---------- RECORDS FOR PROCESSING ----------

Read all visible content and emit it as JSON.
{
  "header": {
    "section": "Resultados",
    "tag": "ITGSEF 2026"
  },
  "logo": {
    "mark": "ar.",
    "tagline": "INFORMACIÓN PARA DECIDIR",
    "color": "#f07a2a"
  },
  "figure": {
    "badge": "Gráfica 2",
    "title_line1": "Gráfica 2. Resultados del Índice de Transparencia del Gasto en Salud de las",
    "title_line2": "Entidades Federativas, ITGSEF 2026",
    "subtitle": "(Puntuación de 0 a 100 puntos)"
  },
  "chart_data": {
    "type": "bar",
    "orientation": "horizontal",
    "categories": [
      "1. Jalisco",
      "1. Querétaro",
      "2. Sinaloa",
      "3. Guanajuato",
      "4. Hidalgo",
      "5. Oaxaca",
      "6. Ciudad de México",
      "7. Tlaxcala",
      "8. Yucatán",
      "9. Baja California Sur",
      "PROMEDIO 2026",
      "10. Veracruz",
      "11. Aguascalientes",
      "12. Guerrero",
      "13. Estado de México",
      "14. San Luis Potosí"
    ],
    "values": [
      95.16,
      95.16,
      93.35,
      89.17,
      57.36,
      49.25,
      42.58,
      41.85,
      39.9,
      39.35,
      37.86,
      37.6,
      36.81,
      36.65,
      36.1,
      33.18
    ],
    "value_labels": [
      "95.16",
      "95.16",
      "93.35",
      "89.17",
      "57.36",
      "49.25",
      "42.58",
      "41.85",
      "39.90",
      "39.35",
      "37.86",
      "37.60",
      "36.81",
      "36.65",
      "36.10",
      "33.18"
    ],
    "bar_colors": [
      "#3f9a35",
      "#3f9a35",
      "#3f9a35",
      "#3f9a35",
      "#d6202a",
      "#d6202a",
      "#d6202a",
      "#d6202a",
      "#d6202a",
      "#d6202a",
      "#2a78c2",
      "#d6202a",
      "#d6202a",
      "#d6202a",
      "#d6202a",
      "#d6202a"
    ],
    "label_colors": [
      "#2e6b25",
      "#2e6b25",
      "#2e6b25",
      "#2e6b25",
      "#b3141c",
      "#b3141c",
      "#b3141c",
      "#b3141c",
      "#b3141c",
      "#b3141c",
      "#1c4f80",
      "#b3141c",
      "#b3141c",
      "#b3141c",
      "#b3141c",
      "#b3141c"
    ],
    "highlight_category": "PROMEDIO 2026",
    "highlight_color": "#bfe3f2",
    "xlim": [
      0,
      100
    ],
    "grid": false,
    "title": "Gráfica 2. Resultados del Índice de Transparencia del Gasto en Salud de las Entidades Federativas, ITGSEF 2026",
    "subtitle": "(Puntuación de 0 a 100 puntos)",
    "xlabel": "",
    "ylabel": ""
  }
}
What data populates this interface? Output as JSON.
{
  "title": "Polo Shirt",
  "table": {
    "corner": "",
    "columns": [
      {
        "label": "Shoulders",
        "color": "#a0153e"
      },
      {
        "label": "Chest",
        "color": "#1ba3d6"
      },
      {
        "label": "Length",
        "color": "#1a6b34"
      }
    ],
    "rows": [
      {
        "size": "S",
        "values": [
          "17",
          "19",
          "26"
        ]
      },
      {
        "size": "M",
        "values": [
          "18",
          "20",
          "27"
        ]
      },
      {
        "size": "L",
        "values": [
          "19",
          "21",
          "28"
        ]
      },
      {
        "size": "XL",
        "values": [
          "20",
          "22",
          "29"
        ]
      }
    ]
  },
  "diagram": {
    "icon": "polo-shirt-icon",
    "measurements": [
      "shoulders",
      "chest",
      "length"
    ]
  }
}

----------

_GOAL_: From the records above, extract every line exactly as it stands.

_RESULT_:
Read all visible content and emit it as JSON.
{
  "header": {
    "section": "Resultados",
    "tag": "ITGSEF 2026"
  },
  "logo": {
    "mark": "ar.",
    "tagline": "INFORMACIÓN PARA DECIDIR",
    "color": "#f07a2a"
  },
  "figure": {
    "badge": "Gráfica 2",
    "title_line1": "Gráfica 2. Resultados del Índice de Transparencia del Gasto en Salud de las",
    "title_line2": "Entidades Federativas, ITGSEF 2026",
    "subtitle": "(Puntuación de 0 a 100 puntos)"
  },
  "chart_data": {
    "type": "bar",
    "orientation": "horizontal",
    "categories": [
      "1. Jalisco",
      "1. Querétaro",
      "2. Sinaloa",
      "3. Guanajuato",
      "4. Hidalgo",
      "5. Oaxaca",
      "6. Ciudad de México",
      "7. Tlaxcala",
      "8. Yucatán",
      "9. Baja California Sur",
      "PROMEDIO 2026",
      "10. Veracruz",
      "11. Aguascalientes",
      "12. Guerrero",
      "13. Estado de México",
      "14. San Luis Potosí"
    ],
    "values": [
      95.16,
      95.16,
      93.35,
      89.17,
      57.36,
      49.25,
      42.58,
      41.85,
      39.9,
      39.35,
      37.86,
      37.6,
      36.81,
      36.65,
      36.1,
      33.18
    ],
    "value_labels": [
      "95.16",
      "95.16",
      "93.35",
      "89.17",
      "57.36",
      "49.25",
      "42.58",
      "41.85",
      "39.90",
      "39.35",
      "37.86",
      "37.60",
      "36.81",
      "36.65",
      "36.10",
      "33.18"
    ],
    "bar_colors": [
      "#3f9a35",
      "#3f9a35",
      "#3f9a35",
      "#3f9a35",
      "#d6202a",
      "#d6202a",
      "#d6202a",
      "#d6202a",
      "#d6202a",
      "#d6202a",
      "#2a78c2",
      "#d6202a",
      "#d6202a",
      "#d6202a",
      "#d6202a",
      "#d6202a"
    ],
    "label_colors": [
      "#2e6b25",
      "#2e6b25",
      "#2e6b25",
      "#2e6b25",
      "#b3141c",
      "#b3141c",
      "#b3141c",
      "#b3141c",
      "#b3141c",
      "#b3141c",
      "#1c4f80",
      "#b3141c",
      "#b3141c",
      "#b3141c",
      "#b3141c",
      "#b3141c"
    ],
    "highlight_category": "PROMEDIO 2026",
    "highlight_color": "#bfe3f2",
    "xlim": [
      0,
      100
    ],
    "grid": false,
    "title": "Gráfica 2. Resultados del Índice de Transparencia del Gasto en Salud de las Entidades Federativas, ITGSEF 2026",
    "subtitle": "(Puntuación de 0 a 100 puntos)",
    "xlabel": "",
    "ylabel": ""
  }
}
What data populates this interface? Output as JSON.
{
  "title": "Polo Shirt",
  "table": {
    "corner": "",
    "columns": [
      {
        "label": "Shoulders",
        "color": "#a0153e"
      },
      {
        "label": "Chest",
        "color": "#1ba3d6"
      },
      {
        "label": "Length",
        "color": "#1a6b34"
      }
    ],
    "rows": [
      {
        "size": "S",
        "values": [
          "17",
          "19",
          "26"
        ]
      },
      {
        "size": "M",
        "values": [
          "18",
          "20",
          "27"
        ]
      },
      {
        "size": "L",
        "values": [
          "19",
          "21",
          "28"
        ]
      },
      {
        "size": "XL",
        "values": [
          "20",
          "22",
          "29"
        ]
      }
    ]
  },
  "diagram": {
    "icon": "polo-shirt-icon",
    "measurements": [
      "shoulders",
      "chest",
      "length"
    ]
  }
}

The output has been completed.